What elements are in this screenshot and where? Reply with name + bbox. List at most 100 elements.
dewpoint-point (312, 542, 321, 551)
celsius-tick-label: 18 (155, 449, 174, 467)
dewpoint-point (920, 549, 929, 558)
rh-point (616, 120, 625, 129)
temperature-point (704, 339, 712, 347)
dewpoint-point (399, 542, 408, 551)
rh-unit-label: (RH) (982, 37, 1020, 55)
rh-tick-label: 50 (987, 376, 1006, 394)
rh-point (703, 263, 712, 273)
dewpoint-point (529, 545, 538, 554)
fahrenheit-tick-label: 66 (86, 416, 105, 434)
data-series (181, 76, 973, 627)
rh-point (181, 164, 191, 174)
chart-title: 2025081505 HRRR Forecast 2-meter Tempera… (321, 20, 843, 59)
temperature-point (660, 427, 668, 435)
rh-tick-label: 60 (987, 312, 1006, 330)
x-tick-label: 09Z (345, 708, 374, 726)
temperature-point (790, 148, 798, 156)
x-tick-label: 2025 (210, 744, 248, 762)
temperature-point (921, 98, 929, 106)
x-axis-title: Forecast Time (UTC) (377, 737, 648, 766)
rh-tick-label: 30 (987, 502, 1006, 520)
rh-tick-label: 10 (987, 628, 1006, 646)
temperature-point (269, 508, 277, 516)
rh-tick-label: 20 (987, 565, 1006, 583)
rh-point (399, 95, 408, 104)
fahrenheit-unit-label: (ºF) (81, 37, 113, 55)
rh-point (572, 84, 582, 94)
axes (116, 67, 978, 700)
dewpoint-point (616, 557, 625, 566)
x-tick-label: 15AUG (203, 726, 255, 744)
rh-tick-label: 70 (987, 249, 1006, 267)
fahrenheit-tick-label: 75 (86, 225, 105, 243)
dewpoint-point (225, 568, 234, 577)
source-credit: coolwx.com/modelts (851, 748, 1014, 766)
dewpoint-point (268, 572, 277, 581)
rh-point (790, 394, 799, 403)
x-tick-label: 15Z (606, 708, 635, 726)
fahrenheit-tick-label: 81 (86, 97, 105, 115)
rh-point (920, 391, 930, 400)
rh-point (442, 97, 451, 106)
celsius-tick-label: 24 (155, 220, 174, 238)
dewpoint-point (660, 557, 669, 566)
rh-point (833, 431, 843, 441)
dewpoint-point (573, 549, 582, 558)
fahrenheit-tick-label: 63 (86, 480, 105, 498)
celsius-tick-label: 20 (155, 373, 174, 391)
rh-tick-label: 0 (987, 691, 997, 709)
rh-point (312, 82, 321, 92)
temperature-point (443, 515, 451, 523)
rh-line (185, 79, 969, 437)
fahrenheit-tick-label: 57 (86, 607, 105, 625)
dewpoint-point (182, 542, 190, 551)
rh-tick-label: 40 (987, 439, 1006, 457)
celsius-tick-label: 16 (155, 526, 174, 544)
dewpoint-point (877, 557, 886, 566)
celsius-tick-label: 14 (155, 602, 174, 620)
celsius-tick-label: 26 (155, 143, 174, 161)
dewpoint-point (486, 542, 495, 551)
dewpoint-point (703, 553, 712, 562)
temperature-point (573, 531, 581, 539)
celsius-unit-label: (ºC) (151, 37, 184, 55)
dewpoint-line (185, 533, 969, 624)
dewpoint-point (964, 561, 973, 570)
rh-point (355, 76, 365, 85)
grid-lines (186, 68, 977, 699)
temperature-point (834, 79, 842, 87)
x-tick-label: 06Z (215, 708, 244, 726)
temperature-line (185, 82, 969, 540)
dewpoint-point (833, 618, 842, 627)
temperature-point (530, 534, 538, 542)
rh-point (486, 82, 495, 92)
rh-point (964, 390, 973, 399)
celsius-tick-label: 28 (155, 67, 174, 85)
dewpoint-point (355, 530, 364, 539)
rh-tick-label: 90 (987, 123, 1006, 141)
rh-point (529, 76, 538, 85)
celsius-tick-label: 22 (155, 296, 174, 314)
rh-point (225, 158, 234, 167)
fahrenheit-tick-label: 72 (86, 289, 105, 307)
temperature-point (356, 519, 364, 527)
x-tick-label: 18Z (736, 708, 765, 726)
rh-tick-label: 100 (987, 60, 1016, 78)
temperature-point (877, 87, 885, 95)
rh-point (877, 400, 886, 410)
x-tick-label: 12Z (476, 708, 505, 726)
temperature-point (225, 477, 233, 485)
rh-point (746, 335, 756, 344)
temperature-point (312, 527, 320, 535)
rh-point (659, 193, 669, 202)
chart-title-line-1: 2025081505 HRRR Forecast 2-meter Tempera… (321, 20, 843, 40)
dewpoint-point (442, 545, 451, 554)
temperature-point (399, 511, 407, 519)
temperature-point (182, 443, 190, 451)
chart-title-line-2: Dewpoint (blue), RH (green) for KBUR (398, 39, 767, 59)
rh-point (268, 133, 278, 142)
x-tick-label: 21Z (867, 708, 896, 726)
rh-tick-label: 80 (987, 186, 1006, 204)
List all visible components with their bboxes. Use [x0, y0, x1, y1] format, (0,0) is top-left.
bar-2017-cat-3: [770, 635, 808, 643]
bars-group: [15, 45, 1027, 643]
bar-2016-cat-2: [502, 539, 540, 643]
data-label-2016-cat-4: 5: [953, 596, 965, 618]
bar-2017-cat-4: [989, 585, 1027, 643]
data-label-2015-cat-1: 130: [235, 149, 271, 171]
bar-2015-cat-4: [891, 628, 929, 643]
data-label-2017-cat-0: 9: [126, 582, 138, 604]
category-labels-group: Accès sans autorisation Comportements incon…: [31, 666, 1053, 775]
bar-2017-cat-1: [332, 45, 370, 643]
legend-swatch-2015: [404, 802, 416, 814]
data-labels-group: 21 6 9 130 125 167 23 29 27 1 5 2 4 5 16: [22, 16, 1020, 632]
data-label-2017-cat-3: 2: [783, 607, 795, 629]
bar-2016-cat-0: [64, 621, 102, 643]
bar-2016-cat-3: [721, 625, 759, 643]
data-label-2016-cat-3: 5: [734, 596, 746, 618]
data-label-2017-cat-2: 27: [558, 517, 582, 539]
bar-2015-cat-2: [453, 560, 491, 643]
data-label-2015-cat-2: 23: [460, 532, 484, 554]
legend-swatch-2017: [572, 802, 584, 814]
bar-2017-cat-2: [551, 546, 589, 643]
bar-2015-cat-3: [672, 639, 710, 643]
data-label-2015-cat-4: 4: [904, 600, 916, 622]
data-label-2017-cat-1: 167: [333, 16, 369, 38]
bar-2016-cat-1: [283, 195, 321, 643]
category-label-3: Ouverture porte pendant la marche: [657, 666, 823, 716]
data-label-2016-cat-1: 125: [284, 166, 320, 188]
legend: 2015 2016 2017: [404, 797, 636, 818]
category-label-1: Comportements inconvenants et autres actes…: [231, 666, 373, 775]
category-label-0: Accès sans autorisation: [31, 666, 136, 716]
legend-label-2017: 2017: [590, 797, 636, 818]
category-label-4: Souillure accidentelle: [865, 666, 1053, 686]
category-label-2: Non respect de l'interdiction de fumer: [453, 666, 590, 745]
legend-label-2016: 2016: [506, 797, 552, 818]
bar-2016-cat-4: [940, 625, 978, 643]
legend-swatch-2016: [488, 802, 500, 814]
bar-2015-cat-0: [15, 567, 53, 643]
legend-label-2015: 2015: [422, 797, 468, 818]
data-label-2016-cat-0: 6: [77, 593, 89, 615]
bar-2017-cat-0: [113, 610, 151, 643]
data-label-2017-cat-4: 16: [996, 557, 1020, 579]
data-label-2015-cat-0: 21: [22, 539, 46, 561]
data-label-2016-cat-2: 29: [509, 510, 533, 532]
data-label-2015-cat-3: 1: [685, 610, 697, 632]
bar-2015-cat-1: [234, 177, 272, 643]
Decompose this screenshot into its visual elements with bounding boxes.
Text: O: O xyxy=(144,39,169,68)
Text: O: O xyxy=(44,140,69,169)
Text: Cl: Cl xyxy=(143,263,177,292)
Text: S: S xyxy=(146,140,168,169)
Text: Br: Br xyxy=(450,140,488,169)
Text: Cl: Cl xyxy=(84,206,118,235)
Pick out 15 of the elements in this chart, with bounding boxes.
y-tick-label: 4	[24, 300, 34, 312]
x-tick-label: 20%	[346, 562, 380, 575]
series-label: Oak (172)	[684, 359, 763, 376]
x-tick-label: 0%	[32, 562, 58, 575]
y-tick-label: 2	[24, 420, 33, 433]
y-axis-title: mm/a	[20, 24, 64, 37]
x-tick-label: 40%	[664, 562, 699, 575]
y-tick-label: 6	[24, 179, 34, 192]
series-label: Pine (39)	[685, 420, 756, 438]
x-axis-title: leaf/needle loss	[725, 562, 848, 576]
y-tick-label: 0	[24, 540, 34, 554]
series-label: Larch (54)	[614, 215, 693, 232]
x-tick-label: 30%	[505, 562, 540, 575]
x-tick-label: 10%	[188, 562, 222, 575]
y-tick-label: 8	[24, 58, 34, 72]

....................

Copy out the stretch of the records above from their first line through the line containing "celsius-tick-label: 16 (155, 526, 174, 544)", both ends included, keeping every character unchanged.

RESULT ▸
What elements are in this screenshot and where? Reply with name + bbox. List at most 100 elements.
dewpoint-point (312, 542, 321, 551)
celsius-tick-label: 18 (155, 449, 174, 467)
dewpoint-point (920, 549, 929, 558)
rh-point (616, 120, 625, 129)
temperature-point (704, 339, 712, 347)
dewpoint-point (399, 542, 408, 551)
rh-unit-label: (RH) (982, 37, 1020, 55)
rh-tick-label: 50 (987, 376, 1006, 394)
rh-point (703, 263, 712, 273)
dewpoint-point (529, 545, 538, 554)
fahrenheit-tick-label: 66 (86, 416, 105, 434)
data-series (181, 76, 973, 627)
rh-point (181, 164, 191, 174)
chart-title: 2025081505 HRRR Forecast 2-meter Tempera… (321, 20, 843, 59)
temperature-point (660, 427, 668, 435)
rh-tick-label: 60 (987, 312, 1006, 330)
x-tick-label: 09Z (345, 708, 374, 726)
temperature-point (790, 148, 798, 156)
x-tick-label: 2025 (210, 744, 248, 762)
temperature-point (921, 98, 929, 106)
x-axis-title: Forecast Time (UTC) (377, 737, 648, 766)
rh-tick-label: 30 (987, 502, 1006, 520)
rh-tick-label: 10 (987, 628, 1006, 646)
temperature-point (269, 508, 277, 516)
rh-tick-label: 20 (987, 565, 1006, 583)
rh-point (399, 95, 408, 104)
fahrenheit-unit-label: (ºF) (81, 37, 113, 55)
rh-point (572, 84, 582, 94)
axes (116, 67, 978, 700)
dewpoint-point (616, 557, 625, 566)
x-tick-label: 15AUG (203, 726, 255, 744)
rh-tick-label: 70 (987, 249, 1006, 267)
fahrenheit-tick-label: 75 (86, 225, 105, 243)
dewpoint-point (225, 568, 234, 577)
source-credit: coolwx.com/modelts (851, 748, 1014, 766)
dewpoint-point (268, 572, 277, 581)
rh-point (790, 394, 799, 403)
x-tick-label: 15Z (606, 708, 635, 726)
fahrenheit-tick-label: 81 (86, 97, 105, 115)
rh-point (920, 391, 930, 400)
rh-point (442, 97, 451, 106)
celsius-tick-label: 24 (155, 220, 174, 238)
dewpoint-point (660, 557, 669, 566)
rh-point (833, 431, 843, 441)
dewpoint-point (573, 549, 582, 558)
fahrenheit-tick-label: 63 (86, 480, 105, 498)
celsius-tick-label: 20 (155, 373, 174, 391)
rh-tick-label: 0 (987, 691, 997, 709)
rh-point (312, 82, 321, 92)
temperature-point (443, 515, 451, 523)
rh-line (185, 79, 969, 437)
fahrenheit-tick-label: 57 (86, 607, 105, 625)
dewpoint-point (182, 542, 190, 551)
rh-tick-label: 40 (987, 439, 1006, 457)
celsius-tick-label: 16 (155, 526, 174, 544)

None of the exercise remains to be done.